Texto proporcionado
----
Texto publicado por Miguel de Portugalete

Los más desafortunados de este mundo son los pesimistas

Andrea Hirata, cuya vida novelada se ha traducido a 23 idiomas
Nací más o menos hace 27 años: en Belitong -una isla diminuta de Indonesia-
no había registros. Tras vivir en París y Gran Bretaña he vuelto a casa.
Estoy licenciado en Económicas. Todos los niños del mundo deberían poder
estudiar; en Belitong fue una proeza. Soy musulmán.

Bendito entusiasmo.

Un viejo maestro y una joven entusiasta de la educación montaron una escuela
en una isla de Indonesia que apenas aparece en los mapas y sin educación
pública. Las condiciones del Gobierno para que permaneciera abierta eran que
no le costara ni un duro y que contara como mínimo con diez alumnos. Tras
siete años de estudio, sólo uno de esos niños descalzos consiguió ir a la
universidad, pero el talante de aquellos dos maestros y sus diez alumnos
cambió para siempre la historia de Belitong, que hoy recibe miles de
turistas al año en busca de las ruinas de la escuela. Andrea escribió su
extraordinaria historia, La tropa del arco iris (Temas de Hoy).
----
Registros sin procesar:
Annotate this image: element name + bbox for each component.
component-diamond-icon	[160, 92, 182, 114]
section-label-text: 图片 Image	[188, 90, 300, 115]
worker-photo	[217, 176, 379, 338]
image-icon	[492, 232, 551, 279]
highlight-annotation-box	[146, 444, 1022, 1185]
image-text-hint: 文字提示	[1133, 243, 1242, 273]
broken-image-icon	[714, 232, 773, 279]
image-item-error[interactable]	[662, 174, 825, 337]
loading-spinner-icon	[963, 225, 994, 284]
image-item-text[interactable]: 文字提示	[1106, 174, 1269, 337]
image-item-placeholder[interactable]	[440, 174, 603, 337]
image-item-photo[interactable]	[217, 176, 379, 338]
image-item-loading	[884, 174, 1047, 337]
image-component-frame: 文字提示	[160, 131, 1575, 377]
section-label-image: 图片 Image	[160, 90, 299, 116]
----
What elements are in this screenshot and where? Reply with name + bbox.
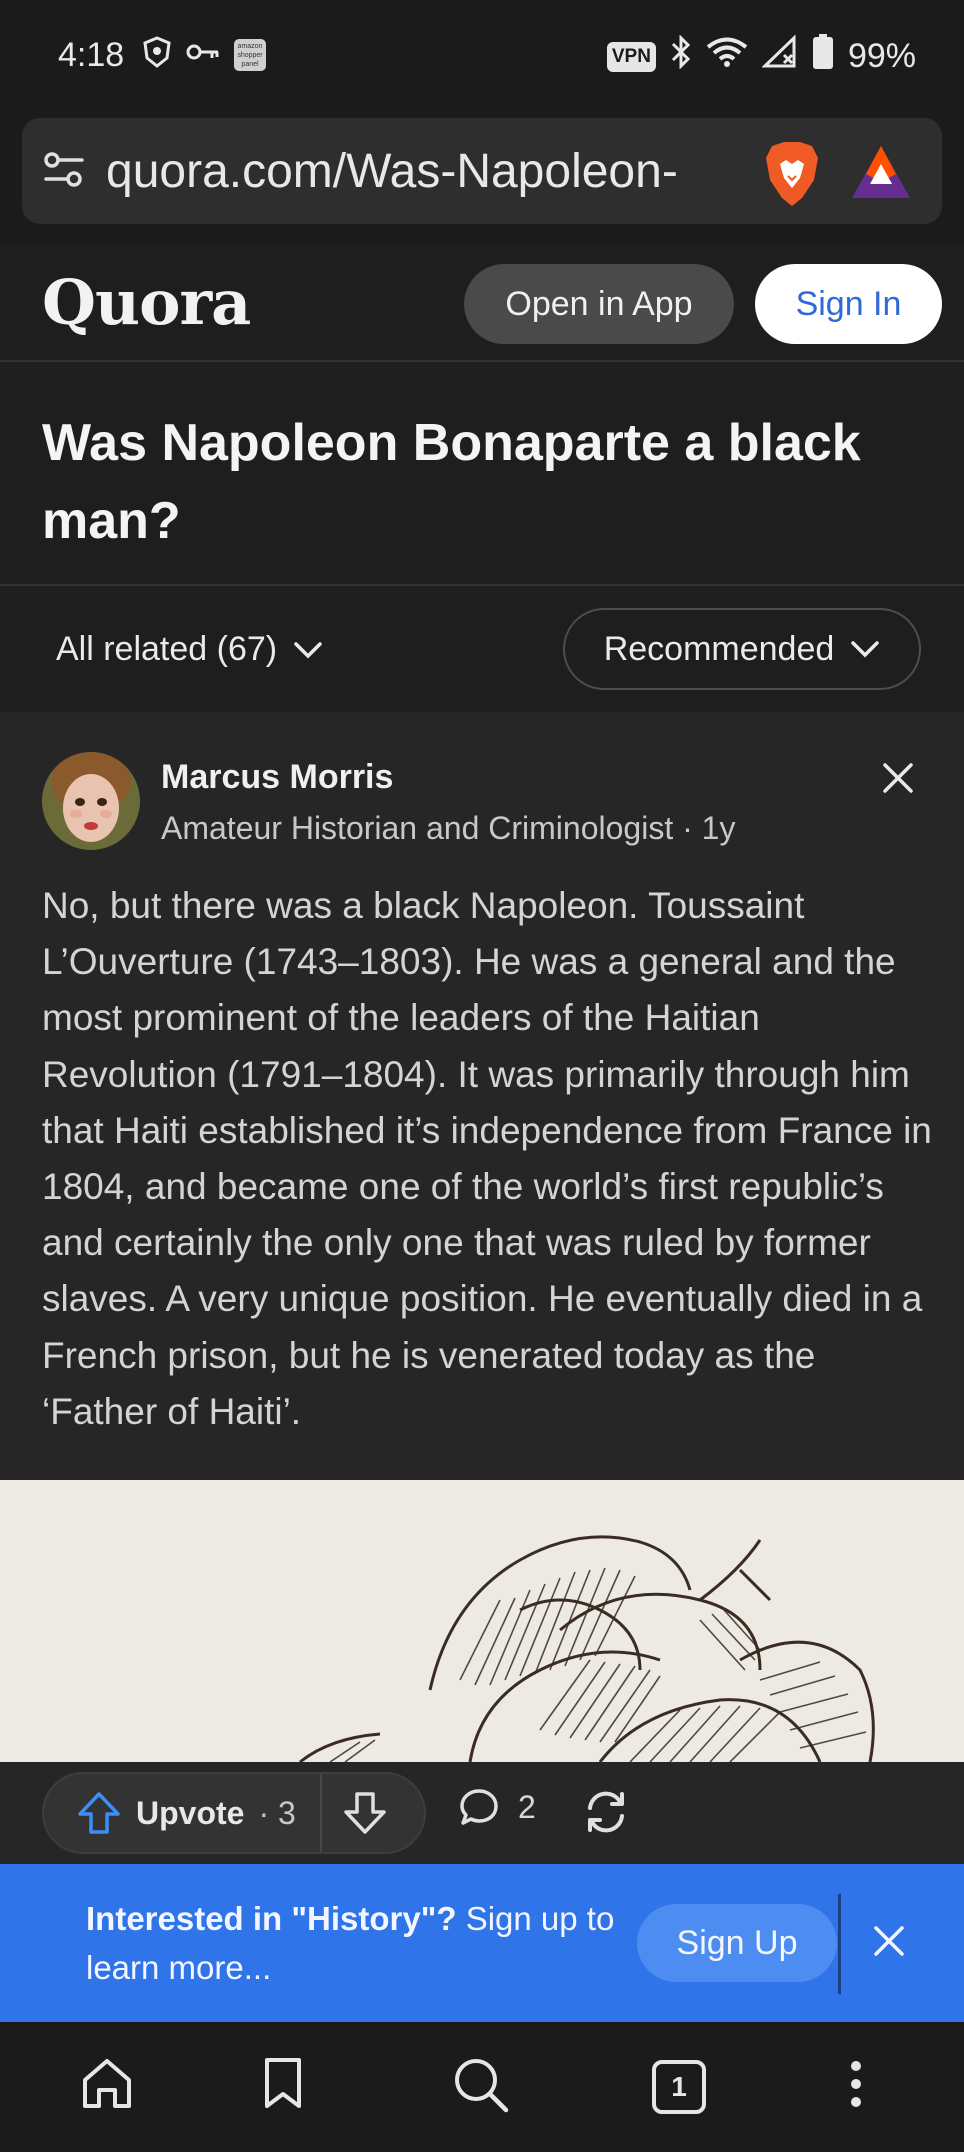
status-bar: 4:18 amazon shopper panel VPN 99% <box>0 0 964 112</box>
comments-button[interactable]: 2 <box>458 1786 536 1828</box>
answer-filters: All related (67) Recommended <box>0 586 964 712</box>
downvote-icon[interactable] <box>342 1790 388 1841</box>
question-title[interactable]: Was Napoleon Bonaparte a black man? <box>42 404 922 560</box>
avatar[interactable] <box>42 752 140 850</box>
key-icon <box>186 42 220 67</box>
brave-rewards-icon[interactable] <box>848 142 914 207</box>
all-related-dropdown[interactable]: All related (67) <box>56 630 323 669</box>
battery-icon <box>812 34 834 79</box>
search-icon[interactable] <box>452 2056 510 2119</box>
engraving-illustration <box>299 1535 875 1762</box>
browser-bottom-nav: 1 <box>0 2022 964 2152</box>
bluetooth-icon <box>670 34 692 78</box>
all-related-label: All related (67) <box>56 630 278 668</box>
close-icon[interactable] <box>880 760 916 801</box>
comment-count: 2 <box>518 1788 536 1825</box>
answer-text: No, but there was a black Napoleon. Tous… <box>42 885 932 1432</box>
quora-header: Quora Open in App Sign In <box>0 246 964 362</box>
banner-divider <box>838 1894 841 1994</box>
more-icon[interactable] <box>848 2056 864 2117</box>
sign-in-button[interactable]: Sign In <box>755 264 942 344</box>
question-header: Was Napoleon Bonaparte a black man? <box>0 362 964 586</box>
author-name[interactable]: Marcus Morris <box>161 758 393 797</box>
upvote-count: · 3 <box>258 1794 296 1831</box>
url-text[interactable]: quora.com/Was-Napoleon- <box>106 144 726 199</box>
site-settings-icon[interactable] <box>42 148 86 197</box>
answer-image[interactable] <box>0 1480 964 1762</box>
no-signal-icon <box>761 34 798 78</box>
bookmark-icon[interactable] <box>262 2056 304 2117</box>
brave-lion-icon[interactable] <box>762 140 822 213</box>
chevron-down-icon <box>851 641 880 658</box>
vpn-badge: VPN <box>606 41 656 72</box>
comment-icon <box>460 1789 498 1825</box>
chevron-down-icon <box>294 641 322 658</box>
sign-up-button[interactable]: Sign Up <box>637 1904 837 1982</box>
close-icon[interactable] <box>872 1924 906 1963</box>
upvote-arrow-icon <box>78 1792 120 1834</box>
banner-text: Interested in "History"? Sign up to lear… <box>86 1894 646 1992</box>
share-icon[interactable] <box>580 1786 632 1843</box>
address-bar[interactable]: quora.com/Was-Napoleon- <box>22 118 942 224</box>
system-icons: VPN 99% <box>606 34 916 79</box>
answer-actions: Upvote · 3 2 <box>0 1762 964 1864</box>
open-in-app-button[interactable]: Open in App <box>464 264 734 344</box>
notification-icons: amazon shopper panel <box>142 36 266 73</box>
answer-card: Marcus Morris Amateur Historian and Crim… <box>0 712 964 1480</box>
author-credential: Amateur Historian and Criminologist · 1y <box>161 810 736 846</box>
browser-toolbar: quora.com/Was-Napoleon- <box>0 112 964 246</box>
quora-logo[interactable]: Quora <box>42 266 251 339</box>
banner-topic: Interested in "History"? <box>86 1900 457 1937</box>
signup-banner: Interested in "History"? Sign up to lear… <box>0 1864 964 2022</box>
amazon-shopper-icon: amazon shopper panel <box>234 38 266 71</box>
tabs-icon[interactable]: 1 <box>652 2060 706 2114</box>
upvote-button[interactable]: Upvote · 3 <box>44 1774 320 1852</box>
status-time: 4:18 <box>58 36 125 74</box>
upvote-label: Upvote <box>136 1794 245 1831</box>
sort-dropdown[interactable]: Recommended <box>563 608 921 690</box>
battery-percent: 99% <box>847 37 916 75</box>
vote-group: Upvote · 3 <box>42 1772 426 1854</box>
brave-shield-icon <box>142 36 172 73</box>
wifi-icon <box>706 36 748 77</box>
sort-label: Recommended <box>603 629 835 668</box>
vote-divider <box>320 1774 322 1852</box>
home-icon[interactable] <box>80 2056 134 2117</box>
----
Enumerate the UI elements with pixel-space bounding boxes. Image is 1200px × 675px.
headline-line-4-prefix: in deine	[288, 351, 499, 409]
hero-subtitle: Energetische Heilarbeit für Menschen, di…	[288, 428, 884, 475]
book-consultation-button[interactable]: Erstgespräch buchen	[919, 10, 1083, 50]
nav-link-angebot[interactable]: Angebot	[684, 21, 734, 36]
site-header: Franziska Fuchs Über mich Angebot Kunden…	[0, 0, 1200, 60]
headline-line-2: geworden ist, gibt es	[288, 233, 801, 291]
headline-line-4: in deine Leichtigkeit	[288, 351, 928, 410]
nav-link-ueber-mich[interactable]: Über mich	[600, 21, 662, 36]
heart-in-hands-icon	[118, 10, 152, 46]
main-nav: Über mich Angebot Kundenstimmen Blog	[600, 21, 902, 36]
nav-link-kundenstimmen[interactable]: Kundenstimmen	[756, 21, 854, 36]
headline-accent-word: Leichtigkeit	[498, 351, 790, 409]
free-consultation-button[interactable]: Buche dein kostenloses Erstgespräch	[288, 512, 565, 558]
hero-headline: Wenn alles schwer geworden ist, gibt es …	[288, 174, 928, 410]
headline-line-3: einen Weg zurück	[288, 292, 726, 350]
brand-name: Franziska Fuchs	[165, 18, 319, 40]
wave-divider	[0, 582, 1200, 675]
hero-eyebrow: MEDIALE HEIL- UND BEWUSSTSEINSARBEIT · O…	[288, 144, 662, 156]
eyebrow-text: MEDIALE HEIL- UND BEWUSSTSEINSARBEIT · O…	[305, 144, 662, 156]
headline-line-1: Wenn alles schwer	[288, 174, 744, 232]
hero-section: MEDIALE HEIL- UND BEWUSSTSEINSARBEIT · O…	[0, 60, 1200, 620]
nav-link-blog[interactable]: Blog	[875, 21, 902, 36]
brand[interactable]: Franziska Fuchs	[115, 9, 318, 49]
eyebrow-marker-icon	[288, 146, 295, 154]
----
Instrucciones
A. Repite tal cual el fragmento del texto sobre Andrea Hirata que va desde "Los más desafortunados" hasta "Bendito entusiasmo.", ambos incluidos.
B. Por favor, continúa el texto sobre Andrea Hirata a partir de su última frase.
Los registros no intervienen en nada de esto.

Respuestas al ejercicio
A.
Los más desafortunados de este mundo son los pesimistas

Andrea Hirata, cuya vida novelada se ha traducido a 23 idiomas
Nací más o menos hace 27 años: en Belitong -una isla diminuta de Indonesia-
no había registros. Tras vivir en París y Gran Bretaña he vuelto a casa.
Estoy licenciado en Económicas. Todos los niños del mundo deberían poder
estudiar; en Belitong fue una proeza. Soy musulmán.

Bendito entusiasmo.

B.
Mi diminuta isla era rica en estaño, pero durante cien años lo explotó una
gran compañía foránea, la PN.

¿Dos mundos?
Sí. Los trabajadores de la PN, con sus instalaciones deportivas, sus casas
coloniales y su escuela. Y los nativos, hijos y nietos de analfabetos, niños
descalzos y harapientos que no teníamos derecho a la educación.

¿Ocurrió un milagro?
Sí, con nombre y apellido: se llamaban el viejo maestro Park Arga y la joven
Bu Mus, que habilitaron un cochambroso colegio de madera en el que llovía
dentro.
...
Eran personas tan excepcionales que hicieron de esa choza un lugar de
conocimiento, así que quien tenía paraguas lo abría y quien no, aguantaba.
Bu Mus se cubría la cabeza con unas hojas de platanero. Teníamos cuatro
meses
de lluvia, pero nadie se movía.

¿No había otra escuela pública?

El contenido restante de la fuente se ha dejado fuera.